WHAT THE TASK ASKS: Repeat the listing in full, exactly as it stands.
══ INPUT DATA ══
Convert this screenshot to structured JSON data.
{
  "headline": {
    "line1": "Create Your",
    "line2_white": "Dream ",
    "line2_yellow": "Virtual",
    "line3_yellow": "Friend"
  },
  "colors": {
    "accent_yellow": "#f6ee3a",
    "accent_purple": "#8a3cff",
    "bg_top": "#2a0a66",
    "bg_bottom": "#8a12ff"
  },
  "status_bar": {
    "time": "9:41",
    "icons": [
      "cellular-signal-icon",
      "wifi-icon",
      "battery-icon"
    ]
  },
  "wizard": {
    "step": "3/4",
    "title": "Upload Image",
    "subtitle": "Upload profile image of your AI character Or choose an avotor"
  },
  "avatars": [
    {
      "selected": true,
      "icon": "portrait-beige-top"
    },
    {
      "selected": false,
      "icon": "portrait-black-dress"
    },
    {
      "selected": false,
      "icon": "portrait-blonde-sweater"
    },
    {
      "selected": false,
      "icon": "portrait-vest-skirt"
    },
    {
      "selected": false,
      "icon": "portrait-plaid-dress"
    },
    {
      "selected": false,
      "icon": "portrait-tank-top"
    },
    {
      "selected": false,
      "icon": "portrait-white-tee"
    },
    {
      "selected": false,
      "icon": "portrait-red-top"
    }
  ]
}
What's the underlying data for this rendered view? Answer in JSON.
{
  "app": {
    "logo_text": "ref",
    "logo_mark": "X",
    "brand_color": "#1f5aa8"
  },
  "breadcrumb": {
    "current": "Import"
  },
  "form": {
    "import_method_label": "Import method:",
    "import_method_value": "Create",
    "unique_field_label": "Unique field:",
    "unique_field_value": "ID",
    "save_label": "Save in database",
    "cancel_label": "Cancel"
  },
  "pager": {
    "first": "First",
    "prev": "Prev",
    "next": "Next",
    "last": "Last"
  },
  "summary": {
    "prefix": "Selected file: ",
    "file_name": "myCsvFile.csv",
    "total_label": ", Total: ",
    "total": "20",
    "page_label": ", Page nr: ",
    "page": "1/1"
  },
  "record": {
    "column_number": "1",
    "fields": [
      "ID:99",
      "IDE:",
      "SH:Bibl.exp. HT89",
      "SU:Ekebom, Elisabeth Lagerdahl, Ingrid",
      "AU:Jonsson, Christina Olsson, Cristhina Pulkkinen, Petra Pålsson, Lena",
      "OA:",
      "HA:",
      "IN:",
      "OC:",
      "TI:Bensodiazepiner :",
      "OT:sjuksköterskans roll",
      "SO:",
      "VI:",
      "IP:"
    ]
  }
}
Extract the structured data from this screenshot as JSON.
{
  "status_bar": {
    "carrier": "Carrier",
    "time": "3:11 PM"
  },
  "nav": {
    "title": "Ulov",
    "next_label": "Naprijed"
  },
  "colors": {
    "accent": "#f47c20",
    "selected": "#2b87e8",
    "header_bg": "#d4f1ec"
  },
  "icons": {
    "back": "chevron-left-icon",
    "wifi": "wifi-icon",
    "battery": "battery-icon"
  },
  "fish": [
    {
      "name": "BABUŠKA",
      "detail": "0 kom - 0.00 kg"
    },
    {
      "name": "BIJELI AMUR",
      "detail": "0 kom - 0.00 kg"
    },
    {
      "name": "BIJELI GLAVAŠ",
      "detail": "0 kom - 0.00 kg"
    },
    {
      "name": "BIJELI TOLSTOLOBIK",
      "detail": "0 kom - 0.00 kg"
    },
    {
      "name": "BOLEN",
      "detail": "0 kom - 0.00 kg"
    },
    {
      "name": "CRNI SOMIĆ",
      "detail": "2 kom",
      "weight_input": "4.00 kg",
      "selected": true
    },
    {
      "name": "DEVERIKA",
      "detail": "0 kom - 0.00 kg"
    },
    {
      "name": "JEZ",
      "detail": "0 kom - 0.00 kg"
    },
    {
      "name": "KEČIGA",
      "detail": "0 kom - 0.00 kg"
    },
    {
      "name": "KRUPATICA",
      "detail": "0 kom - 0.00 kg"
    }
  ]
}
═══
WRITTEN ANSWER:
Convert this screenshot to structured JSON data.
{
  "headline": {
    "line1": "Create Your",
    "line2_white": "Dream ",
    "line2_yellow": "Virtual",
    "line3_yellow": "Friend"
  },
  "colors": {
    "accent_yellow": "#f6ee3a",
    "accent_purple": "#8a3cff",
    "bg_top": "#2a0a66",
    "bg_bottom": "#8a12ff"
  },
  "status_bar": {
    "time": "9:41",
    "icons": [
      "cellular-signal-icon",
      "wifi-icon",
      "battery-icon"
    ]
  },
  "wizard": {
    "step": "3/4",
    "title": "Upload Image",
    "subtitle": "Upload profile image of your AI character Or choose an avotor"
  },
  "avatars": [
    {
      "selected": true,
      "icon": "portrait-beige-top"
    },
    {
      "selected": false,
      "icon": "portrait-black-dress"
    },
    {
      "selected": false,
      "icon": "portrait-blonde-sweater"
    },
    {
      "selected": false,
      "icon": "portrait-vest-skirt"
    },
    {
      "selected": false,
      "icon": "portrait-plaid-dress"
    },
    {
      "selected": false,
      "icon": "portrait-tank-top"
    },
    {
      "selected": false,
      "icon": "portrait-white-tee"
    },
    {
      "selected": false,
      "icon": "portrait-red-top"
    }
  ]
}
What's the underlying data for this rendered view? Answer in JSON.
{
  "app": {
    "logo_text": "ref",
    "logo_mark": "X",
    "brand_color": "#1f5aa8"
  },
  "breadcrumb": {
    "current": "Import"
  },
  "form": {
    "import_method_label": "Import method:",
    "import_method_value": "Create",
    "unique_field_label": "Unique field:",
    "unique_field_value": "ID",
    "save_label": "Save in database",
    "cancel_label": "Cancel"
  },
  "pager": {
    "first": "First",
    "prev": "Prev",
    "next": "Next",
    "last": "Last"
  },
  "summary": {
    "prefix": "Selected file: ",
    "file_name": "myCsvFile.csv",
    "total_label": ", Total: ",
    "total": "20",
    "page_label": ", Page nr: ",
    "page": "1/1"
  },
  "record": {
    "column_number": "1",
    "fields": [
      "ID:99",
      "IDE:",
      "SH:Bibl.exp. HT89",
      "SU:Ekebom, Elisabeth Lagerdahl, Ingrid",
      "AU:Jonsson, Christina Olsson, Cristhina Pulkkinen, Petra Pålsson, Lena",
      "OA:",
      "HA:",
      "IN:",
      "OC:",
      "TI:Bensodiazepiner :",
      "OT:sjuksköterskans roll",
      "SO:",
      "VI:",
      "IP:"
    ]
  }
}
Extract the structured data from this screenshot as JSON.
{
  "status_bar": {
    "carrier": "Carrier",
    "time": "3:11 PM"
  },
  "nav": {
    "title": "Ulov",
    "next_label": "Naprijed"
  },
  "colors": {
    "accent": "#f47c20",
    "selected": "#2b87e8",
    "header_bg": "#d4f1ec"
  },
  "icons": {
    "back": "chevron-left-icon",
    "wifi": "wifi-icon",
    "battery": "battery-icon"
  },
  "fish": [
    {
      "name": "BABUŠKA",
      "detail": "0 kom - 0.00 kg"
    },
    {
      "name": "BIJELI AMUR",
      "detail": "0 kom - 0.00 kg"
    },
    {
      "name": "BIJELI GLAVAŠ",
      "detail": "0 kom - 0.00 kg"
    },
    {
      "name": "BIJELI TOLSTOLOBIK",
      "detail": "0 kom - 0.00 kg"
    },
    {
      "name": "BOLEN",
      "detail": "0 kom - 0.00 kg"
    },
    {
      "name": "CRNI SOMIĆ",
      "detail": "2 kom",
      "weight_input": "4.00 kg",
      "selected": true
    },
    {
      "name": "DEVERIKA",
      "detail": "0 kom - 0.00 kg"
    },
    {
      "name": "JEZ",
      "detail": "0 kom - 0.00 kg"
    },
    {
      "name": "KEČIGA",
      "detail": "0 kom - 0.00 kg"
    },
    {
      "name": "KRUPATICA",
      "detail": "0 kom - 0.00 kg"
    }
  ]
}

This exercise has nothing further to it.